**TASK DIRECTIONS**
Continue the excerpt on the E-cadherin tension sensor in MDCK cells from its final line.

**SELECTED EXCERPT**
______
EcadTSMod localized prominently to the plasma membrane of MDCK cells and was recruited to cell–cell contacts, similar to the endogenous protein (Fig. 1C); EcadTSMod also labeled some endo-/exocytic vesicles and intracellular compartments, as already shown for E-cadherin-GFP (37). Importantly, EcadTSMod rescued cell–cell adhesion and plasma membrane recruitment of β-catenin and α-catenin in L fibroblasts (Fig. S1A) that normally lack cadherin expression (38). EcadTSModΔcyto, a control construct in which the β-catenin–binding domain was deleted, was also recruited to cell–cell contacts but did not recruit the catenins, as expected (Fig. S1B). Therefore, EcadTSMod recapitulated wild-type E-cadherin association with catenins and cell–cell adhesion function.

Next, we sought to assess whether EcadTSMod was under tension in MDCK cells. The intensities of the signals emitted from the TSMod fluorophores monomeric teal fluorescent protein (mTFP) and Venus were used to compute the FRET index, a measure of TSMod stretching and tension transmitted through the cytoplasmic domain of E-cadherin: the lower the FRET index, the higher the tension (Fig. 1 B and C; and SI Materials and Methods). We calibrated the FRET index to FRET efficiency by measuring the FRET index of the 229aa tumor necrosis factor receptor associated factor flanked with mTFP and Venus (mTFP-TRAF-Venus) and mTFP-5aa-Venus expressed in MDCK cells (Fig. S2 and SI Materials and Methods), two constructs with known FRET efficiencies (39). We used a previously published FRET efficiency–force calibration to infer molecular tension (36).

We measured FRET indices for TSMod (expressed in the cytoplasm), EcadTSMod, and EcadTSModΔcyto at cell–cell contacts and EcadTSMod and EcadTSModΔcyto at the contact-free plasma membrane (Fig. 2A). Within cell–cell contacts, the EcadTSMod FRET index was ∼30%, compared with ∼40% for either EcadTSModΔcyto or cytoplasmic TSMod (Fig. 2B). Therefore, EcadTSMod appeared to be under tension, and this tension required the catenin-binding domain of E-cadherin. Surprisingly, the EcadTSMod FRET index was lower than that of EcadTSModΔcyto at plasma membrane not in contact with other cells (Fig. 2B). Thus, E-cadherin appears to be under constitutive tension at the plasma membrane whether or not it is localized to cell–cell contacts.

Fig. 2.
______
**INFORMATION SHOWN**
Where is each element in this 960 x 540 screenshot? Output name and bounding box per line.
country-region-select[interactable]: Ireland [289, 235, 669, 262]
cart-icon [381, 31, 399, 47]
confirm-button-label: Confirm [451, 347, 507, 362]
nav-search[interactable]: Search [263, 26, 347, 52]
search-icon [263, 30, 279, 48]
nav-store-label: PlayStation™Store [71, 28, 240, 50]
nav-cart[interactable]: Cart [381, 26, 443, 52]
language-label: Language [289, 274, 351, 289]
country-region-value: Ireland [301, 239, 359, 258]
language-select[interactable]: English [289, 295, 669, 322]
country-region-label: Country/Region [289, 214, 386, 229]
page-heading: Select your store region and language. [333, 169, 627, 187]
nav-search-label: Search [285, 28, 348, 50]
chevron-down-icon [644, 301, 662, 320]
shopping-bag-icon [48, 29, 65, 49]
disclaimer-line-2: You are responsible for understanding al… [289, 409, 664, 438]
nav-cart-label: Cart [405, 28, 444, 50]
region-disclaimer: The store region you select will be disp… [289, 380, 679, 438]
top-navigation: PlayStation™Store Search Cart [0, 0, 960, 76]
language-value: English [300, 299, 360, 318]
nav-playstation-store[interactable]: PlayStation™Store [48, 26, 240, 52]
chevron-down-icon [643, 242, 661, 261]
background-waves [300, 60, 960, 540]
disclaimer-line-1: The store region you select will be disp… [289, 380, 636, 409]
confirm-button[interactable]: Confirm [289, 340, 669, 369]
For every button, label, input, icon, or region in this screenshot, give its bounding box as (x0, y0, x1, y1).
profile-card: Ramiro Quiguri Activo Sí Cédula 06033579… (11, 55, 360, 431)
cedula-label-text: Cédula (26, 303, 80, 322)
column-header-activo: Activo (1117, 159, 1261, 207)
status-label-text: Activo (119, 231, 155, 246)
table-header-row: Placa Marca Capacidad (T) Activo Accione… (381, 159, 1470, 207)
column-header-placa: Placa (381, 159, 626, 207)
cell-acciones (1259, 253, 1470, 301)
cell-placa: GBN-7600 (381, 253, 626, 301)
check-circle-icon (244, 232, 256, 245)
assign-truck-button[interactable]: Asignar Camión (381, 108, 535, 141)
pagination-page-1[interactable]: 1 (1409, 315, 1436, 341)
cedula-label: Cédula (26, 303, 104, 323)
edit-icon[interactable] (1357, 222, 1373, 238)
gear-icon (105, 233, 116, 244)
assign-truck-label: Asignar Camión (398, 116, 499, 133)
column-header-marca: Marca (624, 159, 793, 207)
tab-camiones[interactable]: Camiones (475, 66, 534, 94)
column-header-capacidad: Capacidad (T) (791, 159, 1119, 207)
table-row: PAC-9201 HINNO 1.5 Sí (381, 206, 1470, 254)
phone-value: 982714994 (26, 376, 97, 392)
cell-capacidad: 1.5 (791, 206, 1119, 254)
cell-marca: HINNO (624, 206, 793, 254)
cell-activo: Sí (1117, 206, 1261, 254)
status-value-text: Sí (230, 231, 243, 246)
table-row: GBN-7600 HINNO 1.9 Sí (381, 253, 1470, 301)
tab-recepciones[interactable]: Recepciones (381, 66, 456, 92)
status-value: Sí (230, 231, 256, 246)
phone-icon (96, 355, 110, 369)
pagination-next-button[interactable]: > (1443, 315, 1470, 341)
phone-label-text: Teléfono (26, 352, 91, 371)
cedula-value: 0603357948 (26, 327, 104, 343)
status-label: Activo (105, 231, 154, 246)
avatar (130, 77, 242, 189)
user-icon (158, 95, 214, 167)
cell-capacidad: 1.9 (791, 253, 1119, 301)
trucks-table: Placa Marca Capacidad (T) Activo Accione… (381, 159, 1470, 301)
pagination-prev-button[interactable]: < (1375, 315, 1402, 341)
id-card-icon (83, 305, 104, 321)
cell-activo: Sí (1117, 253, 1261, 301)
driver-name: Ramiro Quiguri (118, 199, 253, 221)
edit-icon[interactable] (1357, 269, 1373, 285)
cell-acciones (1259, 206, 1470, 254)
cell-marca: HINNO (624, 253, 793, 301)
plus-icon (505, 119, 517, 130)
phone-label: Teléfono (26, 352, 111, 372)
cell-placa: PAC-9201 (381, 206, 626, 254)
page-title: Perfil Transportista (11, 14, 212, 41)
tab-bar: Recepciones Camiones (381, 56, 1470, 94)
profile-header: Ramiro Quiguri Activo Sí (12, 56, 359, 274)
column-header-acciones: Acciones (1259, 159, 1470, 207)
______
**ANSWER FOR THE TASK**
(A) FRET index measured at cell–cell contacts and at the free membrane of expressing cells revealed that the EcadTSMod is under constitutive tension. (B) FRET index for TSMod in the cytoplasm, EcadTSMod and EcadTSModΔcyto at cell–cell contacts, and EcadTSMod and EcadTSModΔcyto at free membrane in MDCK cells. EcadTSMod had a lower FRET index than either cytoplasmic TSMod or EcadTSModΔcyto regardless of their subcellular localization, indicating that it was under tension. P values are calculated using a two-tailed Mann–Whitney test.

We sought to test whether the tension exerted on E-cadherin was generated by filamentous actin and myosin II activity. To test whether filamentous actin was required, cells were incubated in cytochalasin B, an inhibitor of actin polymerization (40). This treatment resulted in an increase in the EcadTSMod FRET index at both cell–cell contacts and the contact-free plasma membrane (Fig. 3A). We tested whether myosin II activity was required by incubating cells with ML-7, an inhibitor of myosin light chain kinase (41), which also resulted in an increase in the EcadTSMod FRET index at both cell–cell contacts and the contact-free plasma membrane (Fig. 3B).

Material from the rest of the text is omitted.